* **Work to be completed**
Pick out all lines with the word "houses" from the records that follow.
* Begin Material shown *
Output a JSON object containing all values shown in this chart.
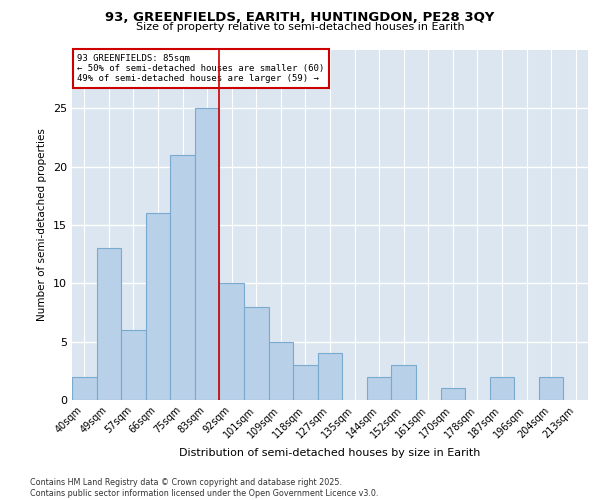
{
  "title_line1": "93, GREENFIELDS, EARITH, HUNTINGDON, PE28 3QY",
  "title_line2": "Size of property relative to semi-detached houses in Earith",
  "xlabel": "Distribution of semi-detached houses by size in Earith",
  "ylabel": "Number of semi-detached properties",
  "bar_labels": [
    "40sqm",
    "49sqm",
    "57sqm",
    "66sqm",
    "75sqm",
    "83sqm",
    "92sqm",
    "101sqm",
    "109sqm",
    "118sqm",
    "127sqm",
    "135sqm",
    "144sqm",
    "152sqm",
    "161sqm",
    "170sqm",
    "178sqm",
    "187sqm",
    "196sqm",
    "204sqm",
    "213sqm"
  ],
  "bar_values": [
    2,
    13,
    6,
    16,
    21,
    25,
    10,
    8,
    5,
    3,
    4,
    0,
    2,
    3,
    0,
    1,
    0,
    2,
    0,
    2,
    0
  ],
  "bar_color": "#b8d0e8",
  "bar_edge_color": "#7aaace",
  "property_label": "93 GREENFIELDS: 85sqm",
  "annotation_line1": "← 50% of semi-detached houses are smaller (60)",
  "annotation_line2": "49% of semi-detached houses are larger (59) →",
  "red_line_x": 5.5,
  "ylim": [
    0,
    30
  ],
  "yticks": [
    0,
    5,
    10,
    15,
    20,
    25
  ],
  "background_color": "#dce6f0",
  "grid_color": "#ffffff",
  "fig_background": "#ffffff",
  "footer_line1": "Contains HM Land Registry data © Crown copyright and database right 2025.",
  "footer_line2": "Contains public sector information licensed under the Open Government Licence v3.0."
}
* End Material shown *
* **Output**
  "title_line2": "Size of property relative to semi-detached houses in Earith",
  "xlabel": "Distribution of semi-detached houses by size in Earith",
  "annotation_line1": "← 50% of semi-detached houses are smaller (60)",
  "annotation_line2": "49% of semi-detached houses are larger (59) →",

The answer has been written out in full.